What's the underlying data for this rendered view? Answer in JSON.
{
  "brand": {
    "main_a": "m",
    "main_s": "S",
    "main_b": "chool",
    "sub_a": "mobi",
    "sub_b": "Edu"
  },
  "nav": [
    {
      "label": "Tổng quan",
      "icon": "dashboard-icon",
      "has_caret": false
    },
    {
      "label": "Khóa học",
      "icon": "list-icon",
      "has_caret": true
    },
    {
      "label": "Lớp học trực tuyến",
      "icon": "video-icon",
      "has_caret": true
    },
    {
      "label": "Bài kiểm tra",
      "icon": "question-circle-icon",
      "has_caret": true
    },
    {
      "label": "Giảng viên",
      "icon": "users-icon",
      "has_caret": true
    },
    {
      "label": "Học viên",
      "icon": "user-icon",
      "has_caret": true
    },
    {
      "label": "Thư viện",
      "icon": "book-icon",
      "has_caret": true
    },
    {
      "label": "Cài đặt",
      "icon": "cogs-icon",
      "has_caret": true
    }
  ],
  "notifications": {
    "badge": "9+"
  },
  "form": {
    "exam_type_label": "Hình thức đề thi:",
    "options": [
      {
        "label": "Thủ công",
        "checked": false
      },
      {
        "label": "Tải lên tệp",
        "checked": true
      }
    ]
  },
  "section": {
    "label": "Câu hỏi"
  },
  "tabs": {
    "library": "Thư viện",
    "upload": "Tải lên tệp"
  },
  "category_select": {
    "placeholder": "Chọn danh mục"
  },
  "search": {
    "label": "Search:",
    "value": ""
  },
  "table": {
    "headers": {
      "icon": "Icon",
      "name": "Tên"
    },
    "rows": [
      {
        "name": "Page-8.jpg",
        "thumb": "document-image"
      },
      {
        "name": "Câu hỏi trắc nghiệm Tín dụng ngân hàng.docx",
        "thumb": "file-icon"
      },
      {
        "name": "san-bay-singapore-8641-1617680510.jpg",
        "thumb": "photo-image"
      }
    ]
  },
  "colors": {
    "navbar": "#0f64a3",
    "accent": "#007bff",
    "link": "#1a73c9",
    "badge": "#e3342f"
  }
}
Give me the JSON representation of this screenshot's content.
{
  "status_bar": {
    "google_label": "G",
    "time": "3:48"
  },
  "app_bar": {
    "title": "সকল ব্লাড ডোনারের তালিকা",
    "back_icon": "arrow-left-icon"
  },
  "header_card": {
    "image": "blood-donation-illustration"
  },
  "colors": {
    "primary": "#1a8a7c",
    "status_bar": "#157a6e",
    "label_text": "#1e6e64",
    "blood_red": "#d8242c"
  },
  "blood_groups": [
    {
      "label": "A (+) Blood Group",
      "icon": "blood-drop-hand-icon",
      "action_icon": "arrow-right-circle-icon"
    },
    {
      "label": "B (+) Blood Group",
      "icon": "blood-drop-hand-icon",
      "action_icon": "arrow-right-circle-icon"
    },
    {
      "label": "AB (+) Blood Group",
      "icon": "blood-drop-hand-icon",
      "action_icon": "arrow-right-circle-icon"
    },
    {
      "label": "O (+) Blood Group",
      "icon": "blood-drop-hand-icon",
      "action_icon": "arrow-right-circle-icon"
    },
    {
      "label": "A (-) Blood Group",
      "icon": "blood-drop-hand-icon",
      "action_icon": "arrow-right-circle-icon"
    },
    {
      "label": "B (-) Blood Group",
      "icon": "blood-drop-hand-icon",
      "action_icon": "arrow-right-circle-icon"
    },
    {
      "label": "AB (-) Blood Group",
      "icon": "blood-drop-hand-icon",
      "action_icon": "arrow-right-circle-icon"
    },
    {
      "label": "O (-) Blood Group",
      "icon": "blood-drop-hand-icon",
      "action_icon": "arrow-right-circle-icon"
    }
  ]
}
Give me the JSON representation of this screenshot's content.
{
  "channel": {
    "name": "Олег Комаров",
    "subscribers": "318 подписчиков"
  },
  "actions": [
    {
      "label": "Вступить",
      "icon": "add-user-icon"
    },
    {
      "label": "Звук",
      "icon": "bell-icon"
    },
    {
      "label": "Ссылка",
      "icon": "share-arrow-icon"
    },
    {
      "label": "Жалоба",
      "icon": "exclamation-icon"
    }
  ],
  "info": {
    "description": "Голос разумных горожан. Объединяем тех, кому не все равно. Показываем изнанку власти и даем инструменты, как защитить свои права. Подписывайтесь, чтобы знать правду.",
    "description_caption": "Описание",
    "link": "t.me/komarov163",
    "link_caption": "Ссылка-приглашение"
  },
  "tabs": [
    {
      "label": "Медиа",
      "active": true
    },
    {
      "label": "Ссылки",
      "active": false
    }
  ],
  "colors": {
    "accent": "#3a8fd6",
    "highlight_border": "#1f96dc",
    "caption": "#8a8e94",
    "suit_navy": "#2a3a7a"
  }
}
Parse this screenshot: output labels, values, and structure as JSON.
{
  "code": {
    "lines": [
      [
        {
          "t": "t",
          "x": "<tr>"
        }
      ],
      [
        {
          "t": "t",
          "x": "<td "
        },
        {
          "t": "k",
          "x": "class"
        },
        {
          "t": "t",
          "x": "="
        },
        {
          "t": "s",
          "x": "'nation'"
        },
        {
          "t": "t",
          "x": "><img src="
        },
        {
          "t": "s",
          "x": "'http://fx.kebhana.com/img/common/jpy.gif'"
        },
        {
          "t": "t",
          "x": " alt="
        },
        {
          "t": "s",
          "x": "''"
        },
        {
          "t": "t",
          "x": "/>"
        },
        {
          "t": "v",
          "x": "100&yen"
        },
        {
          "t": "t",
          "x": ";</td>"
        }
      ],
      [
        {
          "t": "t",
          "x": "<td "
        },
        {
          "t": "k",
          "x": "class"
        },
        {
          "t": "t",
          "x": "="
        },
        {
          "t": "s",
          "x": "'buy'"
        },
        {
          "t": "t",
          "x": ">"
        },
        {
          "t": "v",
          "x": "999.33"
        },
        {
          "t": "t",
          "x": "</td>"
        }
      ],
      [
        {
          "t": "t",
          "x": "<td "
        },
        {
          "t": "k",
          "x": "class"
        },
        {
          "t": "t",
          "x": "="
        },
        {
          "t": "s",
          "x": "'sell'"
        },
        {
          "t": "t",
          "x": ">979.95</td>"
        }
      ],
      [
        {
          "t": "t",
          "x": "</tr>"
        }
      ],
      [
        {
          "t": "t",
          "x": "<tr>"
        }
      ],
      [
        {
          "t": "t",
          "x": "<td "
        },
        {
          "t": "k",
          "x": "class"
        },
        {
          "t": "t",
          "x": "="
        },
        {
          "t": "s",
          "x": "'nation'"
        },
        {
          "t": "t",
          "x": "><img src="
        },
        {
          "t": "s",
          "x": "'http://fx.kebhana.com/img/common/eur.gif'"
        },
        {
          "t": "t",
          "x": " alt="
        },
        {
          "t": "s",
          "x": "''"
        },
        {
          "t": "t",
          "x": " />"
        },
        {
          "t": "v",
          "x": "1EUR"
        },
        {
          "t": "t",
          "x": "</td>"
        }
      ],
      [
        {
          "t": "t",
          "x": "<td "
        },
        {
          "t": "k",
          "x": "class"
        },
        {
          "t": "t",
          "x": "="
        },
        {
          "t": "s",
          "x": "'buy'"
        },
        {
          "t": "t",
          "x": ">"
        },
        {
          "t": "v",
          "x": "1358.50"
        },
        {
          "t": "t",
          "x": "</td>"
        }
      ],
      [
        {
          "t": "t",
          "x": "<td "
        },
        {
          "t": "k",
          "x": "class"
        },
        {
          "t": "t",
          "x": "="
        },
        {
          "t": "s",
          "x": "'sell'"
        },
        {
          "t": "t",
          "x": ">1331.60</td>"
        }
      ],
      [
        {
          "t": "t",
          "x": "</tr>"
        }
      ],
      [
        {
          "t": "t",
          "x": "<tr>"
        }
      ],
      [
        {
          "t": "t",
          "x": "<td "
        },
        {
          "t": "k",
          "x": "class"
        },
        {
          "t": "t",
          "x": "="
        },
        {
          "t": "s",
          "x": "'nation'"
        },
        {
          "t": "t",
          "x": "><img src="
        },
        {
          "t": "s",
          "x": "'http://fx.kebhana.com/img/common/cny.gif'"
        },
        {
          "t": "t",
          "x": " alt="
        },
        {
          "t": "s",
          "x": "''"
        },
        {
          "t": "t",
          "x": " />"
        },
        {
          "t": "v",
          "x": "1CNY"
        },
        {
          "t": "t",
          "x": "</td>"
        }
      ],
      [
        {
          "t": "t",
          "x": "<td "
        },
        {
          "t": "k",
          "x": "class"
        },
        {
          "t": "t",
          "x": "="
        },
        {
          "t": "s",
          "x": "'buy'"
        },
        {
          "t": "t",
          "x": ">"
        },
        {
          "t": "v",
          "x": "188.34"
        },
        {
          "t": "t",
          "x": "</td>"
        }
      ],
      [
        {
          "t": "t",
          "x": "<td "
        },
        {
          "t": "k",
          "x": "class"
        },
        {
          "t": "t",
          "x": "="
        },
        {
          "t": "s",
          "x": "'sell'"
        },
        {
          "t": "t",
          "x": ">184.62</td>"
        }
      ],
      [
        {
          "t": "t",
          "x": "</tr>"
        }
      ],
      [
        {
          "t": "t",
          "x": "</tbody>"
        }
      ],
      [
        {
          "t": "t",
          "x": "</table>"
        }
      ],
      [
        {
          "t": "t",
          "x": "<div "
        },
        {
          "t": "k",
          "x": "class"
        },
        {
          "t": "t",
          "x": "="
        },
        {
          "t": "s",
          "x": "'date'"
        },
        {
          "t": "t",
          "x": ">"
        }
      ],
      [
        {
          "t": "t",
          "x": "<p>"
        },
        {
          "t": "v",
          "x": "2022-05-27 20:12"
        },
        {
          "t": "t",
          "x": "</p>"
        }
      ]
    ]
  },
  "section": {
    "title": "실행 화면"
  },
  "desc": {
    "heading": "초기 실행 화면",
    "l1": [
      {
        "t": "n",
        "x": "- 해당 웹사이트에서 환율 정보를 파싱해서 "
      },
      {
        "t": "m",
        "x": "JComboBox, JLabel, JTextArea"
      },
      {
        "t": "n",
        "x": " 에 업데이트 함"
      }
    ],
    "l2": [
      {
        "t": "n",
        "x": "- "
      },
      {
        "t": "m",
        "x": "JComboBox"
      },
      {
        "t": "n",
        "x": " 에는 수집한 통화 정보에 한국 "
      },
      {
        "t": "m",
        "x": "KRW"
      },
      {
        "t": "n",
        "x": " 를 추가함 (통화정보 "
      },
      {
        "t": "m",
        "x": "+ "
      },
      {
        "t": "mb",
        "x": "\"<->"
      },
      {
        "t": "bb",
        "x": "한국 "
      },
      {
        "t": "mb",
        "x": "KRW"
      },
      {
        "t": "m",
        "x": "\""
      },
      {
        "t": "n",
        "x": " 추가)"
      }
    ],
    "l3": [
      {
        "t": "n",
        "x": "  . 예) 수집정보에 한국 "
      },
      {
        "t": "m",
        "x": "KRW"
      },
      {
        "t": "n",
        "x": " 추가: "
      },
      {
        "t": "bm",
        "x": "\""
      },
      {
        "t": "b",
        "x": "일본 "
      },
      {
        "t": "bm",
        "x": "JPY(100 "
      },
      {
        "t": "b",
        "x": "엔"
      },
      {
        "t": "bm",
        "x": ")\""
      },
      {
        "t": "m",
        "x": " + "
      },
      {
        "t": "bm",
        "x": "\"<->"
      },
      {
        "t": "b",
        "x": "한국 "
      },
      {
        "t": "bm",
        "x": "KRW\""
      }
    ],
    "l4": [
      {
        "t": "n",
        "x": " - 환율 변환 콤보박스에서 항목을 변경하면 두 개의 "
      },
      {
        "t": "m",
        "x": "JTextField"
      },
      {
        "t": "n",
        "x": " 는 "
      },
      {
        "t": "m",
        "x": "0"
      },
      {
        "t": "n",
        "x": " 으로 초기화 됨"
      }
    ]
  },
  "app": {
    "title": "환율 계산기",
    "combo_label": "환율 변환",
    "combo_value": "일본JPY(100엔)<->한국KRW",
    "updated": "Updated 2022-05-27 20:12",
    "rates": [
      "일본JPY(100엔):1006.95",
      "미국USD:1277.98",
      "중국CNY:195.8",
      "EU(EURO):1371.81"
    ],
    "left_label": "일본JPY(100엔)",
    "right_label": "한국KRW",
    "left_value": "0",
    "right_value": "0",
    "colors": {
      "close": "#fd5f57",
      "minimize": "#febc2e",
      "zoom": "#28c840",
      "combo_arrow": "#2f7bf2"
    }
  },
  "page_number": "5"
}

--- --- ---

**Work to complete:** List each line holding the string "JSON".

**Complete response:**
What's the underlying data for this rendered view? Answer in JSON.
Give me the JSON representation of this screenshot's content.
Give me the JSON representation of this screenshot's content.
Parse this screenshot: output labels, values, and structure as JSON.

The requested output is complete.